Work to be completed:
Find the lines that include the string "screenshot" and report how many there are. Give no other text.

Record list:
· · · ·
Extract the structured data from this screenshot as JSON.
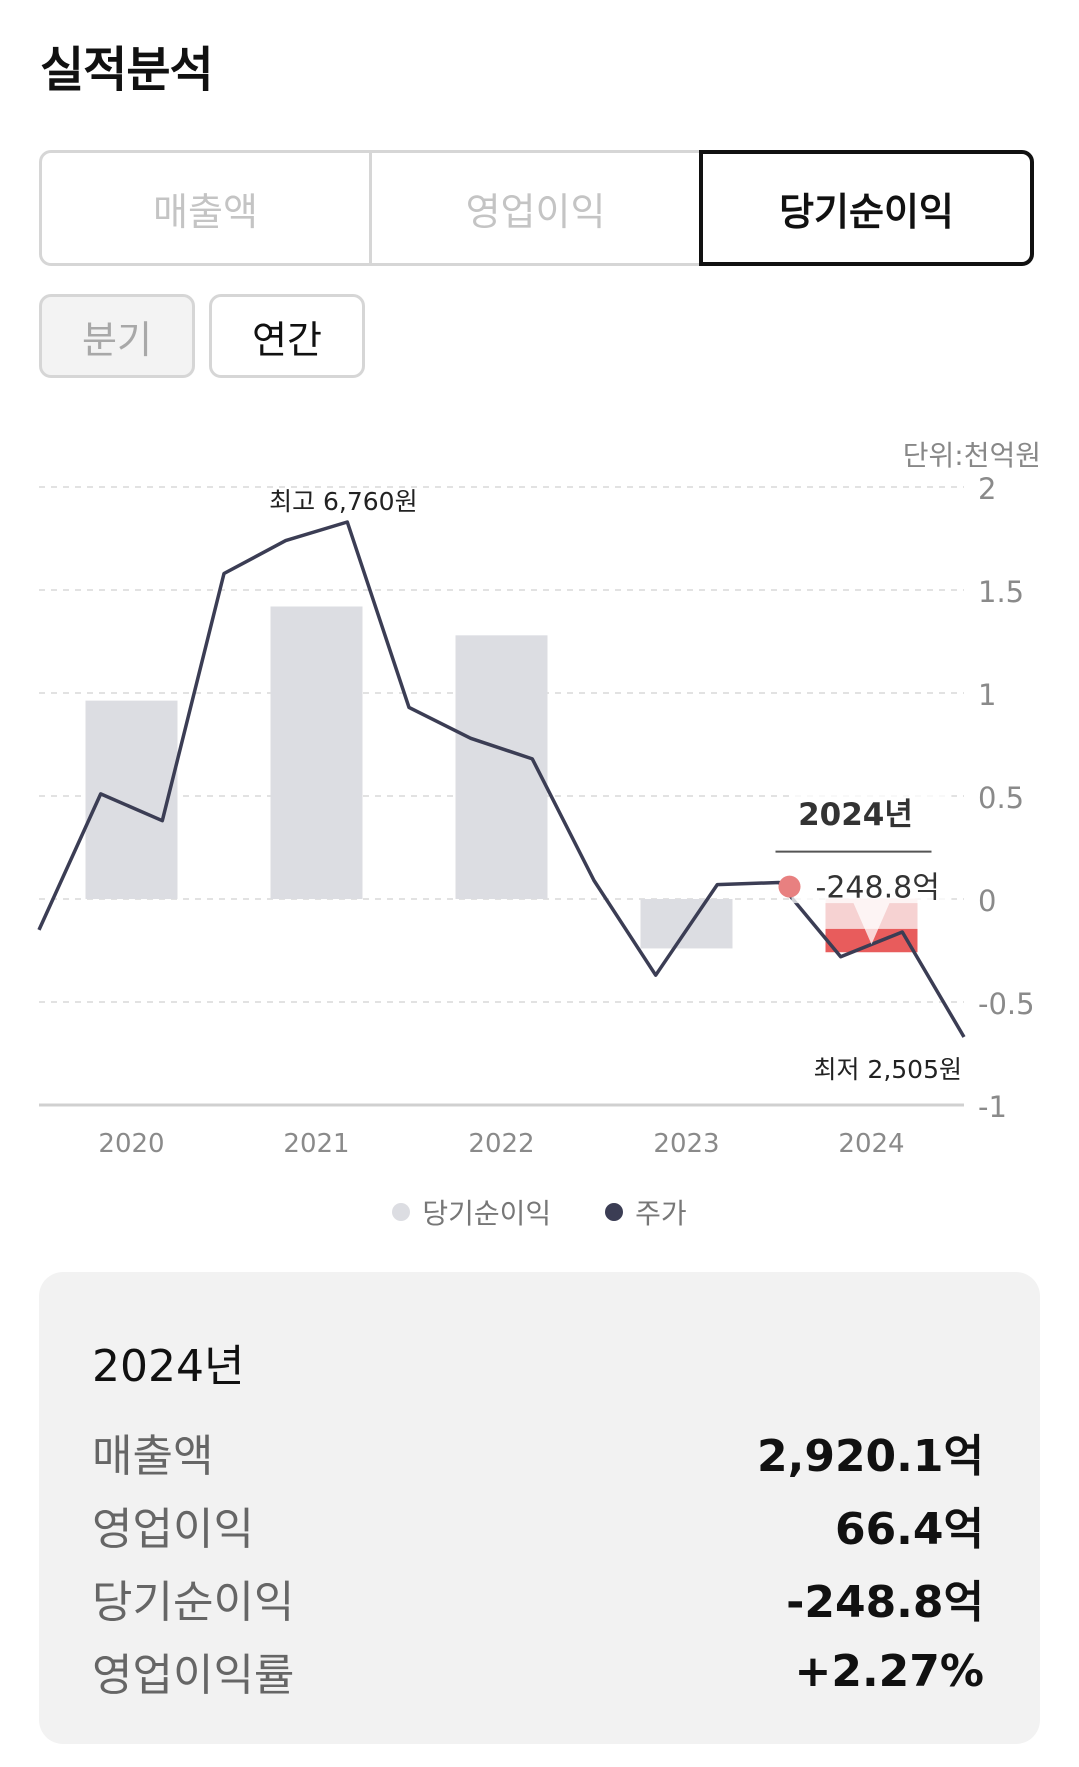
{
  "page_title": "실적분석",
  "metric_tabs": [
    "매출액",
    "영업이익",
    "당기순이익"
  ],
  "active_metric": "당기순이익",
  "period_tabs": [
    "분기",
    "연간"
  ],
  "active_period": "연간",
  "unit_label": "단위:천억원",
  "chart_data": {
    "type": "bar",
    "categories": [
      "2020",
      "2021",
      "2022",
      "2023",
      "2024"
    ],
    "y_axis": {
      "ticks": [
        "2",
        "1.5",
        "1",
        "0.5",
        "0",
        "-0.5",
        "-1"
      ],
      "range": [
        -1,
        2
      ]
    },
    "series": [
      {
        "name": "당기순이익",
        "type": "bar",
        "values": [
          0.963,
          1.42,
          1.28,
          -0.24,
          -0.2488
        ],
        "color": "#dcdde2",
        "highlight_color": "#e85c5c"
      },
      {
        "name": "주가",
        "type": "line",
        "color": "#3b3d54",
        "points_y": [
          -0.15,
          0.51,
          0.38,
          1.58,
          1.74,
          1.83,
          0.93,
          0.78,
          0.68,
          0.09,
          -0.37,
          0.07,
          0.08,
          -0.28,
          -0.16,
          -0.67
        ]
      }
    ],
    "annotations": {
      "max_label": "최고 6,760원",
      "min_label": "최저 2,505원"
    },
    "tooltip": {
      "title": "2024년",
      "value": "-248.8억",
      "dot_color": "#e88080"
    },
    "legend": [
      "당기순이익",
      "주가"
    ]
  },
  "summary": {
    "title": "2024년",
    "rows": [
      {
        "label": "매출액",
        "value": "2,920.1억"
      },
      {
        "label": "영업이익",
        "value": "66.4억"
      },
      {
        "label": "당기순이익",
        "value": "-248.8억"
      },
      {
        "label": "영업이익률",
        "value": "+2.27%"
      }
    ]
  }
}
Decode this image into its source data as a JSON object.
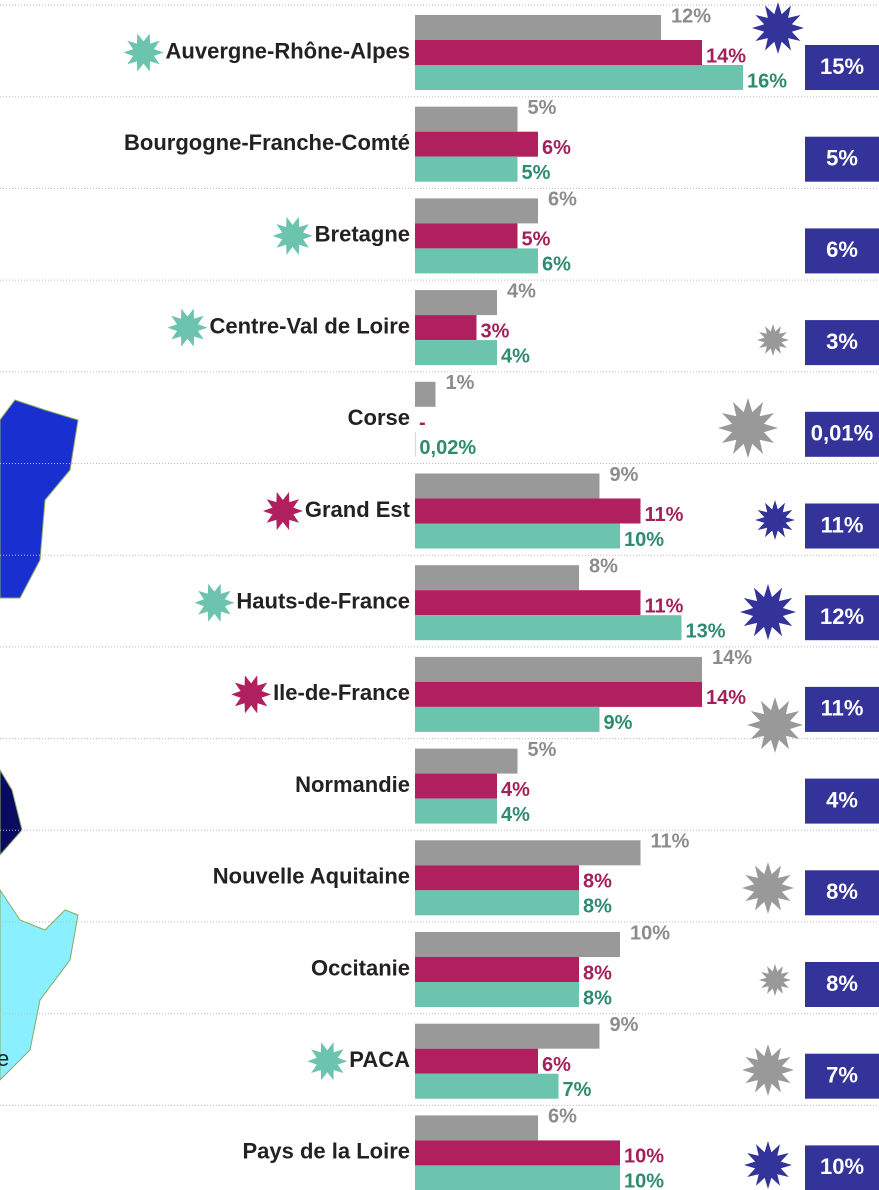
{
  "chart_data": {
    "type": "bar",
    "categories": [
      "Auvergne-Rhône-Alpes",
      "Bourgogne-Franche-Comté",
      "Bretagne",
      "Centre-Val de Loire",
      "Corse",
      "Grand Est",
      "Hauts-de-France",
      "Ile-de-France",
      "Normandie",
      "Nouvelle Aquitaine",
      "Occitanie",
      "PACA",
      "Pays de la Loire"
    ],
    "xlim": [
      0,
      16
    ],
    "series": [
      {
        "color": "#999999",
        "label_color": "#8c8c8c",
        "values": [
          12,
          5,
          6,
          4,
          1,
          9,
          8,
          14,
          5,
          11,
          10,
          9,
          6
        ],
        "value_labels": [
          "12%",
          "5%",
          "6%",
          "4%",
          "1%",
          "9%",
          "8%",
          "14%",
          "5%",
          "11%",
          "10%",
          "9%",
          "6%"
        ]
      },
      {
        "color": "#b01f5e",
        "label_color": "#a3205a",
        "values": [
          14,
          6,
          5,
          3,
          null,
          11,
          11,
          14,
          4,
          8,
          8,
          6,
          10
        ],
        "value_labels": [
          "14%",
          "6%",
          "5%",
          "3%",
          "-",
          "11%",
          "11%",
          "14%",
          "4%",
          "8%",
          "8%",
          "6%",
          "10%"
        ]
      },
      {
        "color": "#6cc3ae",
        "label_color": "#2e8b6e",
        "values": [
          16,
          5,
          6,
          4,
          0.02,
          10,
          13,
          9,
          4,
          8,
          8,
          7,
          10
        ],
        "value_labels": [
          "16%",
          "5%",
          "6%",
          "4%",
          "0,02%",
          "10%",
          "13%",
          "9%",
          "4%",
          "8%",
          "8%",
          "7%",
          "10%"
        ]
      }
    ],
    "totals": {
      "color": "#33339a",
      "values": [
        15,
        5,
        6,
        3,
        0.01,
        11,
        12,
        11,
        4,
        8,
        8,
        7,
        10
      ],
      "value_labels": [
        "15%",
        "5%",
        "6%",
        "3%",
        "0,01%",
        "11%",
        "12%",
        "11%",
        "4%",
        "8%",
        "8%",
        "7%",
        "10%"
      ]
    },
    "map_label": "e"
  }
}
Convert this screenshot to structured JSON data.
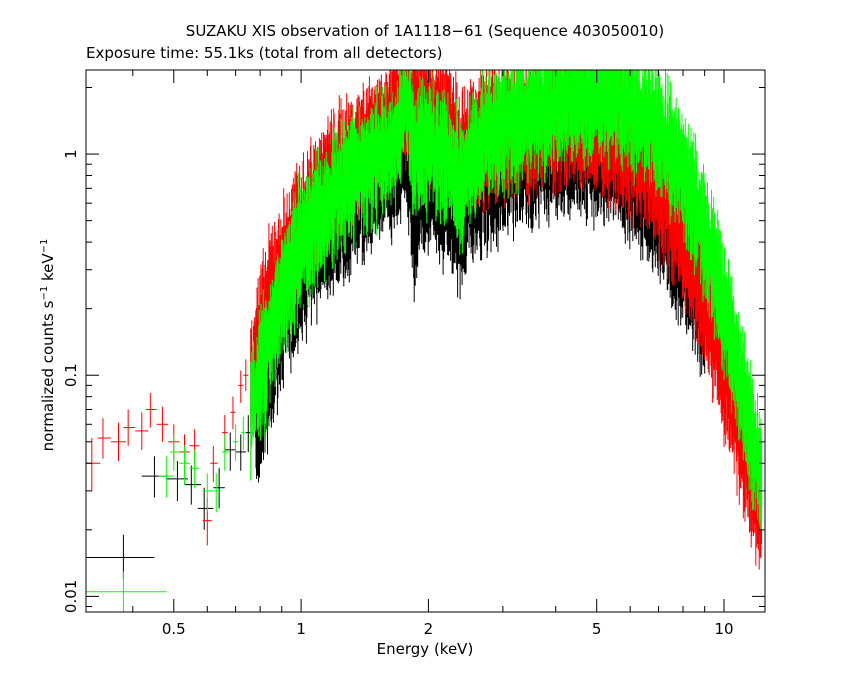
{
  "chart_data": {
    "type": "scatter",
    "title": "SUZAKU XIS observation of 1A1118−61 (Sequence 403050010)",
    "subtitle": "Exposure time: 55.1ks (total from all detectors)",
    "xlabel": "Energy (keV)",
    "ylabel": {
      "base": "normalized counts s",
      "exp1": "−1",
      "mid": " keV",
      "exp2": "−1"
    },
    "xscale": "log",
    "yscale": "log",
    "xlim": [
      0.31,
      12.5
    ],
    "ylim": [
      0.0085,
      2.4
    ],
    "xticks": [
      {
        "value": 0.5,
        "label": "0.5"
      },
      {
        "value": 1,
        "label": "1"
      },
      {
        "value": 2,
        "label": "2"
      },
      {
        "value": 5,
        "label": "5"
      },
      {
        "value": 10,
        "label": "10"
      }
    ],
    "yticks": [
      {
        "value": 0.01,
        "label": "0.01"
      },
      {
        "value": 0.1,
        "label": "0.1"
      },
      {
        "value": 1,
        "label": "1"
      }
    ],
    "series": [
      {
        "color": "#000000",
        "points": [
          {
            "x": 0.38,
            "y": 0.015,
            "xerr": [
              0.31,
              0.45
            ],
            "yerr": [
              0.012,
              0.019
            ]
          },
          {
            "x": 0.45,
            "y": 0.035,
            "xerr": [
              0.42,
              0.48
            ],
            "yerr": [
              0.028,
              0.043
            ]
          },
          {
            "x": 0.51,
            "y": 0.034,
            "xerr": [
              0.48,
              0.54
            ],
            "yerr": [
              0.027,
              0.041
            ]
          },
          {
            "x": 0.55,
            "y": 0.032,
            "xerr": [
              0.53,
              0.58
            ],
            "yerr": [
              0.026,
              0.039
            ]
          },
          {
            "x": 0.59,
            "y": 0.025,
            "xerr": [
              0.57,
              0.62
            ],
            "yerr": [
              0.02,
              0.031
            ]
          },
          {
            "x": 0.64,
            "y": 0.031,
            "xerr": [
              0.62,
              0.66
            ],
            "yerr": [
              0.025,
              0.038
            ]
          },
          {
            "x": 0.68,
            "y": 0.046,
            "xerr": [
              0.66,
              0.7
            ],
            "yerr": [
              0.037,
              0.055
            ]
          },
          {
            "x": 0.72,
            "y": 0.045,
            "xerr": [
              0.7,
              0.74
            ],
            "yerr": [
              0.037,
              0.054
            ]
          },
          {
            "x": 0.75,
            "y": 0.055,
            "xerr": [
              0.74,
              0.77
            ],
            "yerr": [
              0.045,
              0.066
            ]
          }
        ],
        "curve": [
          [
            0.78,
            0.06
          ],
          [
            0.82,
            0.09
          ],
          [
            0.86,
            0.13
          ],
          [
            0.9,
            0.18
          ],
          [
            0.95,
            0.24
          ],
          [
            1.0,
            0.3
          ],
          [
            1.1,
            0.42
          ],
          [
            1.2,
            0.52
          ],
          [
            1.3,
            0.62
          ],
          [
            1.4,
            0.72
          ],
          [
            1.5,
            0.8
          ],
          [
            1.6,
            0.9
          ],
          [
            1.7,
            1.0
          ],
          [
            1.75,
            1.2
          ],
          [
            1.8,
            0.85
          ],
          [
            1.85,
            0.5
          ],
          [
            1.9,
            0.72
          ],
          [
            2.0,
            0.78
          ],
          [
            2.1,
            0.72
          ],
          [
            2.2,
            0.65
          ],
          [
            2.3,
            0.55
          ],
          [
            2.4,
            0.5
          ],
          [
            2.5,
            0.65
          ],
          [
            2.7,
            0.78
          ],
          [
            3.0,
            0.88
          ],
          [
            3.5,
            1.0
          ],
          [
            4.0,
            1.1
          ],
          [
            4.5,
            1.12
          ],
          [
            5.0,
            1.05
          ],
          [
            5.5,
            0.95
          ],
          [
            6.0,
            0.82
          ],
          [
            6.5,
            0.7
          ],
          [
            7.0,
            0.55
          ],
          [
            7.5,
            0.44
          ],
          [
            8.0,
            0.35
          ],
          [
            8.5,
            0.27
          ],
          [
            9.0,
            0.19
          ]
        ],
        "noise": 0.22
      },
      {
        "color": "#ff0000",
        "points": [
          {
            "x": 0.32,
            "y": 0.04,
            "xerr": [
              0.31,
              0.335
            ],
            "yerr": [
              0.03,
              0.052
            ]
          },
          {
            "x": 0.34,
            "y": 0.052,
            "xerr": [
              0.33,
              0.355
            ],
            "yerr": [
              0.042,
              0.064
            ]
          },
          {
            "x": 0.37,
            "y": 0.05,
            "xerr": [
              0.355,
              0.385
            ],
            "yerr": [
              0.041,
              0.061
            ]
          },
          {
            "x": 0.39,
            "y": 0.058,
            "xerr": [
              0.38,
              0.405
            ],
            "yerr": [
              0.048,
              0.07
            ]
          },
          {
            "x": 0.42,
            "y": 0.056,
            "xerr": [
              0.405,
              0.435
            ],
            "yerr": [
              0.046,
              0.068
            ]
          },
          {
            "x": 0.44,
            "y": 0.07,
            "xerr": [
              0.43,
              0.455
            ],
            "yerr": [
              0.058,
              0.083
            ]
          },
          {
            "x": 0.47,
            "y": 0.06,
            "xerr": [
              0.455,
              0.485
            ],
            "yerr": [
              0.05,
              0.072
            ]
          },
          {
            "x": 0.5,
            "y": 0.05,
            "xerr": [
              0.485,
              0.515
            ],
            "yerr": [
              0.041,
              0.06
            ]
          },
          {
            "x": 0.53,
            "y": 0.045,
            "xerr": [
              0.515,
              0.545
            ],
            "yerr": [
              0.037,
              0.054
            ]
          },
          {
            "x": 0.56,
            "y": 0.048,
            "xerr": [
              0.545,
              0.575
            ],
            "yerr": [
              0.04,
              0.057
            ]
          },
          {
            "x": 0.6,
            "y": 0.022,
            "xerr": [
              0.585,
              0.615
            ],
            "yerr": [
              0.017,
              0.028
            ]
          },
          {
            "x": 0.62,
            "y": 0.04,
            "xerr": [
              0.61,
              0.635
            ],
            "yerr": [
              0.033,
              0.048
            ]
          },
          {
            "x": 0.66,
            "y": 0.055,
            "xerr": [
              0.65,
              0.67
            ],
            "yerr": [
              0.045,
              0.066
            ]
          },
          {
            "x": 0.69,
            "y": 0.068,
            "xerr": [
              0.68,
              0.7
            ],
            "yerr": [
              0.057,
              0.08
            ]
          },
          {
            "x": 0.72,
            "y": 0.09,
            "xerr": [
              0.71,
              0.73
            ],
            "yerr": [
              0.075,
              0.105
            ]
          },
          {
            "x": 0.74,
            "y": 0.1,
            "xerr": [
              0.73,
              0.75
            ],
            "yerr": [
              0.085,
              0.118
            ]
          }
        ],
        "curve": [
          [
            0.76,
            0.1
          ],
          [
            0.8,
            0.15
          ],
          [
            0.84,
            0.22
          ],
          [
            0.88,
            0.28
          ],
          [
            0.92,
            0.34
          ],
          [
            0.96,
            0.4
          ],
          [
            1.0,
            0.5
          ],
          [
            1.1,
            0.65
          ],
          [
            1.2,
            0.8
          ],
          [
            1.3,
            0.95
          ],
          [
            1.4,
            1.1
          ],
          [
            1.5,
            1.2
          ],
          [
            1.6,
            1.3
          ],
          [
            1.7,
            1.55
          ],
          [
            1.75,
            1.8
          ],
          [
            1.8,
            1.55
          ],
          [
            1.9,
            1.6
          ],
          [
            2.0,
            1.55
          ],
          [
            2.1,
            1.5
          ],
          [
            2.2,
            1.45
          ],
          [
            2.3,
            1.25
          ],
          [
            2.4,
            1.05
          ],
          [
            2.5,
            1.1
          ],
          [
            2.7,
            1.18
          ],
          [
            3.0,
            1.25
          ],
          [
            3.5,
            1.3
          ],
          [
            4.0,
            1.35
          ],
          [
            4.5,
            1.38
          ],
          [
            5.0,
            1.3
          ],
          [
            5.5,
            1.2
          ],
          [
            6.0,
            1.05
          ],
          [
            6.5,
            0.88
          ],
          [
            7.0,
            0.7
          ],
          [
            7.5,
            0.55
          ],
          [
            8.0,
            0.42
          ],
          [
            8.5,
            0.3
          ],
          [
            9.0,
            0.21
          ],
          [
            9.5,
            0.15
          ],
          [
            10.0,
            0.1
          ],
          [
            10.5,
            0.07
          ],
          [
            11.0,
            0.05
          ],
          [
            11.5,
            0.038
          ],
          [
            12.0,
            0.028
          ],
          [
            12.3,
            0.022
          ]
        ],
        "noise": 0.2
      },
      {
        "color": "#00ff00",
        "points": [
          {
            "x": 0.38,
            "y": 0.0105,
            "xerr": [
              0.31,
              0.48
            ],
            "yerr": [
              0.0085,
              0.013
            ]
          },
          {
            "x": 0.48,
            "y": 0.035,
            "xerr": [
              0.46,
              0.5
            ],
            "yerr": [
              0.028,
              0.043
            ]
          },
          {
            "x": 0.5,
            "y": 0.045,
            "xerr": [
              0.49,
              0.515
            ],
            "yerr": [
              0.037,
              0.054
            ]
          },
          {
            "x": 0.53,
            "y": 0.04,
            "xerr": [
              0.515,
              0.545
            ],
            "yerr": [
              0.032,
              0.048
            ]
          },
          {
            "x": 0.56,
            "y": 0.038,
            "xerr": [
              0.545,
              0.575
            ],
            "yerr": [
              0.031,
              0.046
            ]
          },
          {
            "x": 0.6,
            "y": 0.03,
            "xerr": [
              0.585,
              0.615
            ],
            "yerr": [
              0.024,
              0.036
            ]
          },
          {
            "x": 0.63,
            "y": 0.03,
            "xerr": [
              0.615,
              0.645
            ],
            "yerr": [
              0.024,
              0.036
            ]
          },
          {
            "x": 0.66,
            "y": 0.045,
            "xerr": [
              0.65,
              0.675
            ],
            "yerr": [
              0.037,
              0.054
            ]
          },
          {
            "x": 0.7,
            "y": 0.05,
            "xerr": [
              0.69,
              0.71
            ],
            "yerr": [
              0.041,
              0.06
            ]
          },
          {
            "x": 0.73,
            "y": 0.055,
            "xerr": [
              0.72,
              0.74
            ],
            "yerr": [
              0.046,
              0.065
            ]
          }
        ],
        "curve": [
          [
            0.76,
            0.07
          ],
          [
            0.8,
            0.1
          ],
          [
            0.84,
            0.14
          ],
          [
            0.88,
            0.2
          ],
          [
            0.92,
            0.26
          ],
          [
            0.96,
            0.32
          ],
          [
            1.0,
            0.4
          ],
          [
            1.1,
            0.52
          ],
          [
            1.2,
            0.64
          ],
          [
            1.3,
            0.75
          ],
          [
            1.4,
            0.85
          ],
          [
            1.5,
            0.95
          ],
          [
            1.6,
            1.05
          ],
          [
            1.7,
            1.15
          ],
          [
            1.75,
            1.9
          ],
          [
            1.8,
            1.45
          ],
          [
            1.85,
            0.9
          ],
          [
            1.9,
            1.05
          ],
          [
            2.0,
            1.1
          ],
          [
            2.1,
            1.0
          ],
          [
            2.2,
            0.95
          ],
          [
            2.3,
            0.82
          ],
          [
            2.4,
            0.72
          ],
          [
            2.5,
            0.9
          ],
          [
            2.7,
            1.15
          ],
          [
            3.0,
            1.35
          ],
          [
            3.5,
            1.55
          ],
          [
            4.0,
            1.7
          ],
          [
            4.5,
            1.8
          ],
          [
            5.0,
            1.82
          ],
          [
            5.5,
            1.78
          ],
          [
            6.0,
            1.65
          ],
          [
            6.5,
            1.5
          ],
          [
            7.0,
            1.28
          ],
          [
            7.5,
            1.05
          ],
          [
            8.0,
            0.82
          ],
          [
            8.5,
            0.6
          ],
          [
            9.0,
            0.42
          ],
          [
            9.5,
            0.3
          ],
          [
            10.0,
            0.2
          ],
          [
            10.5,
            0.13
          ],
          [
            11.0,
            0.085
          ],
          [
            11.5,
            0.058
          ],
          [
            12.0,
            0.04
          ],
          [
            12.3,
            0.032
          ]
        ],
        "noise": 0.2
      }
    ]
  }
}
· · · ·
Exercise response:
2